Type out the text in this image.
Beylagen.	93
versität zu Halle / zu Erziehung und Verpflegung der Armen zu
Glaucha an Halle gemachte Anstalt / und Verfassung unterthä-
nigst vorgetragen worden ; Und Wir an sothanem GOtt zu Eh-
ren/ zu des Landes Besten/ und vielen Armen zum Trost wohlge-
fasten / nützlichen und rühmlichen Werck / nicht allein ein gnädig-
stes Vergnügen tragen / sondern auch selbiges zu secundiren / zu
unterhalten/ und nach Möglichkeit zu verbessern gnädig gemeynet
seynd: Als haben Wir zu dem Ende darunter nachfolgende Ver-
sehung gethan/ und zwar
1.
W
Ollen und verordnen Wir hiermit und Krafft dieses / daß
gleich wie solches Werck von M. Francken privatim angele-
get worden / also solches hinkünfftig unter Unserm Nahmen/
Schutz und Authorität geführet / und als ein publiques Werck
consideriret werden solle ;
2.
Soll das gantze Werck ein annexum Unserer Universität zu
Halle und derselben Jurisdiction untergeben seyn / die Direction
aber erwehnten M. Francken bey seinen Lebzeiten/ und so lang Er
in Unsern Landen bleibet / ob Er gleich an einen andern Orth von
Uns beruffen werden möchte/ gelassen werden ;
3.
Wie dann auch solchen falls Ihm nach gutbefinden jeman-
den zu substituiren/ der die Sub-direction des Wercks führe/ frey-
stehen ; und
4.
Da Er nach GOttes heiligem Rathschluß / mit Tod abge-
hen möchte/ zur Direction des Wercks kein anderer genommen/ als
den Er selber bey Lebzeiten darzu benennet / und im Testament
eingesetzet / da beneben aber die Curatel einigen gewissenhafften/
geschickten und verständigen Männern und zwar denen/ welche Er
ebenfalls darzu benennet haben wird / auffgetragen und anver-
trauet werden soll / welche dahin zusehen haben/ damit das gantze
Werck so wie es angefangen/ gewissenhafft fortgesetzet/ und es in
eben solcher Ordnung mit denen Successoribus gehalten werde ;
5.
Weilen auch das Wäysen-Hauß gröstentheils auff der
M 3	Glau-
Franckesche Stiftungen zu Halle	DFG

○ ○ ○ ○

- [GOAL OF THE EXERCISE]:
The full listing should be reproduced exactly.

- [ANSWER TO THE PROBLEM]:
Type out the text in this image.
Beylagen.	93
versität zu Halle / zu Erziehung und Verpflegung der Armen zu
Glaucha an Halle gemachte Anstalt / und Verfassung unterthä-
nigst vorgetragen worden ; Und Wir an sothanem GOtt zu Eh-
ren/ zu des Landes Besten/ und vielen Armen zum Trost wohlge-
fasten / nützlichen und rühmlichen Werck / nicht allein ein gnädig-
stes Vergnügen tragen / sondern auch selbiges zu secundiren / zu
unterhalten/ und nach Möglichkeit zu verbessern gnädig gemeynet
seynd: Als haben Wir zu dem Ende darunter nachfolgende Ver-
sehung gethan/ und zwar
1.
W
Ollen und verordnen Wir hiermit und Krafft dieses / daß
gleich wie solches Werck von M. Francken privatim angele-
get worden / also solches hinkünfftig unter Unserm Nahmen/
Schutz und Authorität geführet / und als ein publiques Werck
consideriret werden solle ;
2.
Soll das gantze Werck ein annexum Unserer Universität zu
Halle und derselben Jurisdiction untergeben seyn / die Direction
aber erwehnten M. Francken bey seinen Lebzeiten/ und so lang Er
in Unsern Landen bleibet / ob Er gleich an einen andern Orth von
Uns beruffen werden möchte/ gelassen werden ;
3.
Wie dann auch solchen falls Ihm nach gutbefinden jeman-
den zu substituiren/ der die Sub-direction des Wercks führe/ frey-
stehen ; und
4.
Da Er nach GOttes heiligem Rathschluß / mit Tod abge-
hen möchte/ zur Direction des Wercks kein anderer genommen/ als
den Er selber bey Lebzeiten darzu benennet / und im Testament
eingesetzet / da beneben aber die Curatel einigen gewissenhafften/
geschickten und verständigen Männern und zwar denen/ welche Er
ebenfalls darzu benennet haben wird / auffgetragen und anver-
trauet werden soll / welche dahin zusehen haben/ damit das gantze
Werck so wie es angefangen/ gewissenhafft fortgesetzet/ und es in
eben solcher Ordnung mit denen Successoribus gehalten werde ;
5.
Weilen auch das Wäysen-Hauß gröstentheils auff der
M 3	Glau-
Franckesche Stiftungen zu Halle	DFG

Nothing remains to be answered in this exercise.